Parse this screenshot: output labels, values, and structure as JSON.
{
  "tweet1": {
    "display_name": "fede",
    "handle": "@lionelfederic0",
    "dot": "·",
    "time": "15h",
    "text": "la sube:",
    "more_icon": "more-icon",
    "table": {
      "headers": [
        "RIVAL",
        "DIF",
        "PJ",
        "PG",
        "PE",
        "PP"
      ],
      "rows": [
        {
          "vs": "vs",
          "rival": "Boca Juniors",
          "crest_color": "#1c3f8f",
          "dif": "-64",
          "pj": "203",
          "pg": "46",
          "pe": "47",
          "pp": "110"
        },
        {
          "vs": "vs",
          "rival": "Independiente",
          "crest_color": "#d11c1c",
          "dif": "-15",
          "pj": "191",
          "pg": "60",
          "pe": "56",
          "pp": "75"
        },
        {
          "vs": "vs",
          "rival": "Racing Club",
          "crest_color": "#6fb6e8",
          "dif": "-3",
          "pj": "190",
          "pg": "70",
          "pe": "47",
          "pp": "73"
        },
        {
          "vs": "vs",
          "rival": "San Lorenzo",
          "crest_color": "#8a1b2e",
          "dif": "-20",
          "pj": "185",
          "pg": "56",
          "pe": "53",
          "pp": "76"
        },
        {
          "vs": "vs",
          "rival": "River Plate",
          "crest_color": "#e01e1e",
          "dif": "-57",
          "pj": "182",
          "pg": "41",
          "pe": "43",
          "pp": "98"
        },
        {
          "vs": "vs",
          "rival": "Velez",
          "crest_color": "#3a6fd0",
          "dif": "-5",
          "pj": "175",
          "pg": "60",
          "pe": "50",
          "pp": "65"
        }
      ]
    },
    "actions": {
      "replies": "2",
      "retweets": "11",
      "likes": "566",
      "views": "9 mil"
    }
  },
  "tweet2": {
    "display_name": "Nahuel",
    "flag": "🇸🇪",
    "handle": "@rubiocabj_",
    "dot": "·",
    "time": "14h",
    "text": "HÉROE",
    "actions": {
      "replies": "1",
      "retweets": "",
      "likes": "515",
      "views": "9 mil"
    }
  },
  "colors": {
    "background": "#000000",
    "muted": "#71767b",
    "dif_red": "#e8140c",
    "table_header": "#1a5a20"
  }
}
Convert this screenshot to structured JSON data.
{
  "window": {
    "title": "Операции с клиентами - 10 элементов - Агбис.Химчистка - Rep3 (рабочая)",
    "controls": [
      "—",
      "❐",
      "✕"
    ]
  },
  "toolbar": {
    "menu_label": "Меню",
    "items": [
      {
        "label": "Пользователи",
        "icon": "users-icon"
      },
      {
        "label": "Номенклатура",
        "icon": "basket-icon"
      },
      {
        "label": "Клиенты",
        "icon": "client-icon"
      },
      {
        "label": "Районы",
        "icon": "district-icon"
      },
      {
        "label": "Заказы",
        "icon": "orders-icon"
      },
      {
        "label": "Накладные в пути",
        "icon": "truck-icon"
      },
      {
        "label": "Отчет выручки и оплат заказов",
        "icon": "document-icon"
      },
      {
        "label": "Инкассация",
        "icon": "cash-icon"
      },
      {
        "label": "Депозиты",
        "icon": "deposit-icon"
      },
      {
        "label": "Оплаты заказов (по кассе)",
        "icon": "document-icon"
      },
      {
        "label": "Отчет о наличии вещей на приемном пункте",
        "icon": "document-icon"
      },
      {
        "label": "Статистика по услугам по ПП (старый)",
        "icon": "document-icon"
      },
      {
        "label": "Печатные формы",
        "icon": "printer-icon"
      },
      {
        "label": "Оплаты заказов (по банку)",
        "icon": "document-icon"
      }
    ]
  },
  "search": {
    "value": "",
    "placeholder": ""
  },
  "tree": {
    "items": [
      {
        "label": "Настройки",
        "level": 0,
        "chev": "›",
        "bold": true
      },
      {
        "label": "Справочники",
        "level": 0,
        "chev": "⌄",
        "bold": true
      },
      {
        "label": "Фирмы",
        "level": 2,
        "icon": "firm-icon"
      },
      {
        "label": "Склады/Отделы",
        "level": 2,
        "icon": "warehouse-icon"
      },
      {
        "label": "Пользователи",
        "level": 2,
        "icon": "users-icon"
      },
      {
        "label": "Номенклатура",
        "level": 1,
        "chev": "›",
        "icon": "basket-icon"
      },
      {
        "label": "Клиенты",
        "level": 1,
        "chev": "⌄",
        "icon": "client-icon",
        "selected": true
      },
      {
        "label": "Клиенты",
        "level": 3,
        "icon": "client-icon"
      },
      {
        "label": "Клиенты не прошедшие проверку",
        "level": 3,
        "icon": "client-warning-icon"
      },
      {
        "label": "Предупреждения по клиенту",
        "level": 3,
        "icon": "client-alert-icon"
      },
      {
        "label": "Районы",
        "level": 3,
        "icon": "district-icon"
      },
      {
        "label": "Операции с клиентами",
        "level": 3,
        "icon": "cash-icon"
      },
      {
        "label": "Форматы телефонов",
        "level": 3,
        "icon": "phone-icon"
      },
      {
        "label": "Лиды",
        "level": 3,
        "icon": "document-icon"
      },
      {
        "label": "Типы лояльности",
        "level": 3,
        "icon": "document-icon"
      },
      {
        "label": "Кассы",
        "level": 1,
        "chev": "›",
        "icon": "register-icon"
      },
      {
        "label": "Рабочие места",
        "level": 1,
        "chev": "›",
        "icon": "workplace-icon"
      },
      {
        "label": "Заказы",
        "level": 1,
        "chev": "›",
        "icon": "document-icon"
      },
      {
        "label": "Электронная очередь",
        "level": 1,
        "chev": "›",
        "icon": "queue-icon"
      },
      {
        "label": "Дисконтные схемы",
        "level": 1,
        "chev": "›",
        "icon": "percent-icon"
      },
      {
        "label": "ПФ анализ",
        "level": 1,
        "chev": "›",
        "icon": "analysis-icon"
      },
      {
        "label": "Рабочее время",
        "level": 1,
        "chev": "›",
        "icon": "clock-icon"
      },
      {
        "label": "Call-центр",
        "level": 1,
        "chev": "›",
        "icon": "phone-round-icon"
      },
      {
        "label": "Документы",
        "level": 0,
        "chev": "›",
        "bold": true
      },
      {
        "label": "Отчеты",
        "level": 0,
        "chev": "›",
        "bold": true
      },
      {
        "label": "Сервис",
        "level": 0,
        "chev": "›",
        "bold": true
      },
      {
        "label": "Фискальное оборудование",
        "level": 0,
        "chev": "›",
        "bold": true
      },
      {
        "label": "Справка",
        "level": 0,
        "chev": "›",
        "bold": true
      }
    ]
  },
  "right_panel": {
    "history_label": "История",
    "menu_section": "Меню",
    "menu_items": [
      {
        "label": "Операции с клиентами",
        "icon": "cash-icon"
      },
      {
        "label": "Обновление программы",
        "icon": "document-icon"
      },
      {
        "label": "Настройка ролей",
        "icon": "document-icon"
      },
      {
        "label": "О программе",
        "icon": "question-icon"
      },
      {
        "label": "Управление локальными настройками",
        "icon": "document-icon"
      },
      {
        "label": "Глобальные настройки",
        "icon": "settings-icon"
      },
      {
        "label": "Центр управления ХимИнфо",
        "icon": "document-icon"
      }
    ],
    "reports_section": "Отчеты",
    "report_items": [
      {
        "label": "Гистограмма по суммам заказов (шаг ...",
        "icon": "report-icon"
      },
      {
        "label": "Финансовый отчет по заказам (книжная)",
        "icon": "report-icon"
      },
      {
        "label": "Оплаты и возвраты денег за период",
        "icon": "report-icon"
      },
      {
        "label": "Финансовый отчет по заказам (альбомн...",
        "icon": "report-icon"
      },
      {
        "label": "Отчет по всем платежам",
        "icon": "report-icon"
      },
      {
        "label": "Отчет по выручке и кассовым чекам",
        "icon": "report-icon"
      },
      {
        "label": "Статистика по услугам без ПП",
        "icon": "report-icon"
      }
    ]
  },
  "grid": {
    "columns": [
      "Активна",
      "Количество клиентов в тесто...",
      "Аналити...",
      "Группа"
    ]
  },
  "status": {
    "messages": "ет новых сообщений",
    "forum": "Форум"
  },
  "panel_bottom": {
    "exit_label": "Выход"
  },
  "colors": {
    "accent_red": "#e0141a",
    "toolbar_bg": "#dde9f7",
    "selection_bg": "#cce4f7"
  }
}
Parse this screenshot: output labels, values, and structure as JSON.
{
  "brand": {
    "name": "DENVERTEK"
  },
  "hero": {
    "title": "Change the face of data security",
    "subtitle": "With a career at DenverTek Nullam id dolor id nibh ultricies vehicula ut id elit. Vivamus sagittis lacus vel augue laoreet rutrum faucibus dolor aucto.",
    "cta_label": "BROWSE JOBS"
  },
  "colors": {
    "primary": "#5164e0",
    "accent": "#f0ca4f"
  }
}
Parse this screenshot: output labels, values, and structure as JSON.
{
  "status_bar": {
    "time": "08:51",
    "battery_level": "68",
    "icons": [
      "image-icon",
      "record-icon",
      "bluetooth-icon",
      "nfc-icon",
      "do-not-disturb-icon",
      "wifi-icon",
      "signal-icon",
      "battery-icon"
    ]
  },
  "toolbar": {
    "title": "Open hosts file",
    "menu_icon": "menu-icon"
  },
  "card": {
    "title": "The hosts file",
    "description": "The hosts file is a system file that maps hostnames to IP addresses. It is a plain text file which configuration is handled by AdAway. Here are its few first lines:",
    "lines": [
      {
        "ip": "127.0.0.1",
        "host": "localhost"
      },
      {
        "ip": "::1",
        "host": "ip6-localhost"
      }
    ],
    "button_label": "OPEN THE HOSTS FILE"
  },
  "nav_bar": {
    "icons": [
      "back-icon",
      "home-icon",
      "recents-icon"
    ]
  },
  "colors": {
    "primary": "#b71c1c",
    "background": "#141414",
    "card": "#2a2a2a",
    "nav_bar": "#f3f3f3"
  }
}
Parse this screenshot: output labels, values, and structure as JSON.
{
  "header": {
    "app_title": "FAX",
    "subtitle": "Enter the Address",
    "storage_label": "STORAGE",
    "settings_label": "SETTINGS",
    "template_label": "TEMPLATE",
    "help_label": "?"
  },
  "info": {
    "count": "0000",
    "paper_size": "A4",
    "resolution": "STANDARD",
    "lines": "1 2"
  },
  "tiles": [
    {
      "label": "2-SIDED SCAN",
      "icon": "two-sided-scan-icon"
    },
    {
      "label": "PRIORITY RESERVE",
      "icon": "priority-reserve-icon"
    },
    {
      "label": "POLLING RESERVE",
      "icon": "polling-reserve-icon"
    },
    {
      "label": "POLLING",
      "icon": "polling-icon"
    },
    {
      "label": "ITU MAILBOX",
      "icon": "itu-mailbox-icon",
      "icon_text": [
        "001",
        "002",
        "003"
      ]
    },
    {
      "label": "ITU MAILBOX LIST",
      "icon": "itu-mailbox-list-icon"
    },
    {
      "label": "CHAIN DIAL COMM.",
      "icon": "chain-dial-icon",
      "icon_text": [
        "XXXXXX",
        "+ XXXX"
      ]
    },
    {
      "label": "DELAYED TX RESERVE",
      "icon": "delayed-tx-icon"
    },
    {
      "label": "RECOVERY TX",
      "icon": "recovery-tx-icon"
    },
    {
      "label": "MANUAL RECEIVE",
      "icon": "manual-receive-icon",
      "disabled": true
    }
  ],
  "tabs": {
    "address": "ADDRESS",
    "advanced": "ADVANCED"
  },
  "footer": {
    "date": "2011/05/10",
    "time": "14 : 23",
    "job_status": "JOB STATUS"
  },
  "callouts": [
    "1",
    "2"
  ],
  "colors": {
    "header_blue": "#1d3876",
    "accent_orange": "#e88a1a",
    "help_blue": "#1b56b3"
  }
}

- - - - -

- [TASK] Which lines contain "заказов"? Copy each of them.

- [REPLY TO THE TASK]
        "label": "Отчет выручки и оплат заказов",
        "label": "Оплаты заказов (по кассе)",
        "label": "Оплаты заказов (по банку)",
        "label": "Гистограмма по суммам заказов (шаг ...",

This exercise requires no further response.